Task prompt
Each line of the material below should be reproduced exactly.

Data for the task
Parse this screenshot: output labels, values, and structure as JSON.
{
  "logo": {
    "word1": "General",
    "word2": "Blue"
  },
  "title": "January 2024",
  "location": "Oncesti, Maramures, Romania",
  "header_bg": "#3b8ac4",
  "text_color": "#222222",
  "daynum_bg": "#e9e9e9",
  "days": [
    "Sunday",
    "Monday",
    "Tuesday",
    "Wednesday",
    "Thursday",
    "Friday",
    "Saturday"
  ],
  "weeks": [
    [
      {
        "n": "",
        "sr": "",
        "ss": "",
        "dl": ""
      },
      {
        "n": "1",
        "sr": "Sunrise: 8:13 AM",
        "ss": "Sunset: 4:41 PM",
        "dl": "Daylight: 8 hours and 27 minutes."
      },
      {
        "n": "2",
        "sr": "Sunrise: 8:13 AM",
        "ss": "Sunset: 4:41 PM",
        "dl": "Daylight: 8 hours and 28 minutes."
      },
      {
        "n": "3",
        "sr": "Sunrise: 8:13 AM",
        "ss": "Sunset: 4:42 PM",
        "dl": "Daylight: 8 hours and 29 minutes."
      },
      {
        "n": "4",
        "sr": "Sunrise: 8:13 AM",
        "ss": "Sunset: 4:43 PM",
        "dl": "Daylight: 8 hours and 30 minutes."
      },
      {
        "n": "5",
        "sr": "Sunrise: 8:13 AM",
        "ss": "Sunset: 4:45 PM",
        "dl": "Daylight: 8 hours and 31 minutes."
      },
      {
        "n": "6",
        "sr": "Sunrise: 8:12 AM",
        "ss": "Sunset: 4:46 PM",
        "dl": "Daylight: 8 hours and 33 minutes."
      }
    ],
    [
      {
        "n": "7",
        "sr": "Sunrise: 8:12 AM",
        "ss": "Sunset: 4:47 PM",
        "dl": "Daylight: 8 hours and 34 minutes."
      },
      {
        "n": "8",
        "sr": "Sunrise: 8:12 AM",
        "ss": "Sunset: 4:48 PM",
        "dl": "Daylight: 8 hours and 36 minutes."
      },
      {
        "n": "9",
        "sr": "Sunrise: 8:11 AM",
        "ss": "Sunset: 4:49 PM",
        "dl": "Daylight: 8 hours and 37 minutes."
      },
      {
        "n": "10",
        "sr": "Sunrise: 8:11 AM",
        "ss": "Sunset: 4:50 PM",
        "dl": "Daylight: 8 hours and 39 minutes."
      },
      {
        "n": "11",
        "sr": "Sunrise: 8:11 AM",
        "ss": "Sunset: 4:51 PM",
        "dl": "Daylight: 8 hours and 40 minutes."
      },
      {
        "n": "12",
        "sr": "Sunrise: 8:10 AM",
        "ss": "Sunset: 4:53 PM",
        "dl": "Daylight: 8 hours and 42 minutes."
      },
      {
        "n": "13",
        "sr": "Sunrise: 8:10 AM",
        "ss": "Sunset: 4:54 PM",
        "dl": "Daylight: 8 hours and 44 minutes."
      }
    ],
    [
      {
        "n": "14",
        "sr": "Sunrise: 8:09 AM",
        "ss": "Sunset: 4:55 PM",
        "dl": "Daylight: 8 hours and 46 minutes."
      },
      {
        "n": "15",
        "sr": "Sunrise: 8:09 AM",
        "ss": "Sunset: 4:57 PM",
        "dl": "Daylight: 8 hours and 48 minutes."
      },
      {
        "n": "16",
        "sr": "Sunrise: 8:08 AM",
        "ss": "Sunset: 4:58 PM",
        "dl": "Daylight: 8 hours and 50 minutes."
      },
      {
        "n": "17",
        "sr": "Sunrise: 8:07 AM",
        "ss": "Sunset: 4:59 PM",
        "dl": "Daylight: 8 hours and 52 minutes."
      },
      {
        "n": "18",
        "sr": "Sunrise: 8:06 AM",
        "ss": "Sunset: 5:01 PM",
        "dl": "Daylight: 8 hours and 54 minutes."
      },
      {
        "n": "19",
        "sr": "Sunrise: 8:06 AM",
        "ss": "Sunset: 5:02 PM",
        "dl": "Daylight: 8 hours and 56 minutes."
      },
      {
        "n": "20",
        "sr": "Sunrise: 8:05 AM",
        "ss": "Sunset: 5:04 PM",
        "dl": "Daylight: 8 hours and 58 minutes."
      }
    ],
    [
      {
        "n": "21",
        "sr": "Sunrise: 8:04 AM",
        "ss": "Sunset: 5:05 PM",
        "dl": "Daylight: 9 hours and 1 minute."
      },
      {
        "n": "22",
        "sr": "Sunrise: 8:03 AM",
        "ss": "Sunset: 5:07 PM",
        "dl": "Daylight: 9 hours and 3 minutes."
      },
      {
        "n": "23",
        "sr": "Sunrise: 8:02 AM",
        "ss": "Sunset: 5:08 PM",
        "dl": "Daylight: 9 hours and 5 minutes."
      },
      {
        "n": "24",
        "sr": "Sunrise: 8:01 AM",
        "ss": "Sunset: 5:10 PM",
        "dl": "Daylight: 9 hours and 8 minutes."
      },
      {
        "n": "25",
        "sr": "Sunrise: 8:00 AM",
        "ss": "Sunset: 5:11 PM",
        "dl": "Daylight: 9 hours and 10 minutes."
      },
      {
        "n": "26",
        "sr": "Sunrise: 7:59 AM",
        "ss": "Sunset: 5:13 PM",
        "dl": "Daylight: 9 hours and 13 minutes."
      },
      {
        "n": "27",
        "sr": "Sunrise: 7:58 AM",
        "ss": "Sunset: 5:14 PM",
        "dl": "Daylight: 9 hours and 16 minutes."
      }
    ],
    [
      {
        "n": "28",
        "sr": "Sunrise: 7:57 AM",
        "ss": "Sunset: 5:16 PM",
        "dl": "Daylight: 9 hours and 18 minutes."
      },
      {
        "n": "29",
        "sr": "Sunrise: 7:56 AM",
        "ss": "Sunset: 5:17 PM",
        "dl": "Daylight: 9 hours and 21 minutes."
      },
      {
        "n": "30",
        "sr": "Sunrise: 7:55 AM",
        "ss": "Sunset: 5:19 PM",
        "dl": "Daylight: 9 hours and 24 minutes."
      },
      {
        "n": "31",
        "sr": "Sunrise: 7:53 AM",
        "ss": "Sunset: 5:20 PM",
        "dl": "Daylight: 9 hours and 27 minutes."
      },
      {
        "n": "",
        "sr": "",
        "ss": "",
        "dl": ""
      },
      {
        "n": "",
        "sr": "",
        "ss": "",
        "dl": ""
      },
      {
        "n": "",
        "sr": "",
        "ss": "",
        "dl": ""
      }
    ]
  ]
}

Solved exercise
Parse this screenshot: output labels, values, and structure as JSON.
{
  "logo": {
    "word1": "General",
    "word2": "Blue"
  },
  "title": "January 2024",
  "location": "Oncesti, Maramures, Romania",
  "header_bg": "#3b8ac4",
  "text_color": "#222222",
  "daynum_bg": "#e9e9e9",
  "days": [
    "Sunday",
    "Monday",
    "Tuesday",
    "Wednesday",
    "Thursday",
    "Friday",
    "Saturday"
  ],
  "weeks": [
    [
      {
        "n": "",
        "sr": "",
        "ss": "",
        "dl": ""
      },
      {
        "n": "1",
        "sr": "Sunrise: 8:13 AM",
        "ss": "Sunset: 4:41 PM",
        "dl": "Daylight: 8 hours and 27 minutes."
      },
      {
        "n": "2",
        "sr": "Sunrise: 8:13 AM",
        "ss": "Sunset: 4:41 PM",
        "dl": "Daylight: 8 hours and 28 minutes."
      },
      {
        "n": "3",
        "sr": "Sunrise: 8:13 AM",
        "ss": "Sunset: 4:42 PM",
        "dl": "Daylight: 8 hours and 29 minutes."
      },
      {
        "n": "4",
        "sr": "Sunrise: 8:13 AM",
        "ss": "Sunset: 4:43 PM",
        "dl": "Daylight: 8 hours and 30 minutes."
      },
      {
        "n": "5",
        "sr": "Sunrise: 8:13 AM",
        "ss": "Sunset: 4:45 PM",
        "dl": "Daylight: 8 hours and 31 minutes."
      },
      {
        "n": "6",
        "sr": "Sunrise: 8:12 AM",
        "ss": "Sunset: 4:46 PM",
        "dl": "Daylight: 8 hours and 33 minutes."
      }
    ],
    [
      {
        "n": "7",
        "sr": "Sunrise: 8:12 AM",
        "ss": "Sunset: 4:47 PM",
        "dl": "Daylight: 8 hours and 34 minutes."
      },
      {
        "n": "8",
        "sr": "Sunrise: 8:12 AM",
        "ss": "Sunset: 4:48 PM",
        "dl": "Daylight: 8 hours and 36 minutes."
      },
      {
        "n": "9",
        "sr": "Sunrise: 8:11 AM",
        "ss": "Sunset: 4:49 PM",
        "dl": "Daylight: 8 hours and 37 minutes."
      },
      {
        "n": "10",
        "sr": "Sunrise: 8:11 AM",
        "ss": "Sunset: 4:50 PM",
        "dl": "Daylight: 8 hours and 39 minutes."
      },
      {
        "n": "11",
        "sr": "Sunrise: 8:11 AM",
        "ss": "Sunset: 4:51 PM",
        "dl": "Daylight: 8 hours and 40 minutes."
      },
      {
        "n": "12",
        "sr": "Sunrise: 8:10 AM",
        "ss": "Sunset: 4:53 PM",
        "dl": "Daylight: 8 hours and 42 minutes."
      },
      {
        "n": "13",
        "sr": "Sunrise: 8:10 AM",
        "ss": "Sunset: 4:54 PM",
        "dl": "Daylight: 8 hours and 44 minutes."
      }
    ],
    [
      {
        "n": "14",
        "sr": "Sunrise: 8:09 AM",
        "ss": "Sunset: 4:55 PM",
        "dl": "Daylight: 8 hours and 46 minutes."
      },
      {
        "n": "15",
        "sr": "Sunrise: 8:09 AM",
        "ss": "Sunset: 4:57 PM",
        "dl": "Daylight: 8 hours and 48 minutes."
      },
      {
        "n": "16",
        "sr": "Sunrise: 8:08 AM",
        "ss": "Sunset: 4:58 PM",
        "dl": "Daylight: 8 hours and 50 minutes."
      },
      {
        "n": "17",
        "sr": "Sunrise: 8:07 AM",
        "ss": "Sunset: 4:59 PM",
        "dl": "Daylight: 8 hours and 52 minutes."
      },
      {
        "n": "18",
        "sr": "Sunrise: 8:06 AM",
        "ss": "Sunset: 5:01 PM",
        "dl": "Daylight: 8 hours and 54 minutes."
      },
      {
        "n": "19",
        "sr": "Sunrise: 8:06 AM",
        "ss": "Sunset: 5:02 PM",
        "dl": "Daylight: 8 hours and 56 minutes."
      },
      {
        "n": "20",
        "sr": "Sunrise: 8:05 AM",
        "ss": "Sunset: 5:04 PM",
        "dl": "Daylight: 8 hours and 58 minutes."
      }
    ],
    [
      {
        "n": "21",
        "sr": "Sunrise: 8:04 AM",
        "ss": "Sunset: 5:05 PM",
        "dl": "Daylight: 9 hours and 1 minute."
      },
      {
        "n": "22",
        "sr": "Sunrise: 8:03 AM",
        "ss": "Sunset: 5:07 PM",
        "dl": "Daylight: 9 hours and 3 minutes."
      },
      {
        "n": "23",
        "sr": "Sunrise: 8:02 AM",
        "ss": "Sunset: 5:08 PM",
        "dl": "Daylight: 9 hours and 5 minutes."
      },
      {
        "n": "24",
        "sr": "Sunrise: 8:01 AM",
        "ss": "Sunset: 5:10 PM",
        "dl": "Daylight: 9 hours and 8 minutes."
      },
      {
        "n": "25",
        "sr": "Sunrise: 8:00 AM",
        "ss": "Sunset: 5:11 PM",
        "dl": "Daylight: 9 hours and 10 minutes."
      },
      {
        "n": "26",
        "sr": "Sunrise: 7:59 AM",
        "ss": "Sunset: 5:13 PM",
        "dl": "Daylight: 9 hours and 13 minutes."
      },
      {
        "n": "27",
        "sr": "Sunrise: 7:58 AM",
        "ss": "Sunset: 5:14 PM",
        "dl": "Daylight: 9 hours and 16 minutes."
      }
    ],
    [
      {
        "n": "28",
        "sr": "Sunrise: 7:57 AM",
        "ss": "Sunset: 5:16 PM",
        "dl": "Daylight: 9 hours and 18 minutes."
      },
      {
        "n": "29",
        "sr": "Sunrise: 7:56 AM",
        "ss": "Sunset: 5:17 PM",
        "dl": "Daylight: 9 hours and 21 minutes."
      },
      {
        "n": "30",
        "sr": "Sunrise: 7:55 AM",
        "ss": "Sunset: 5:19 PM",
        "dl": "Daylight: 9 hours and 24 minutes."
      },
      {
        "n": "31",
        "sr": "Sunrise: 7:53 AM",
        "ss": "Sunset: 5:20 PM",
        "dl": "Daylight: 9 hours and 27 minutes."
      },
      {
        "n": "",
        "sr": "",
        "ss": "",
        "dl": ""
      },
      {
        "n": "",
        "sr": "",
        "ss": "",
        "dl": ""
      },
      {
        "n": "",
        "sr": "",
        "ss": "",
        "dl": ""
      }
    ]
  ]
}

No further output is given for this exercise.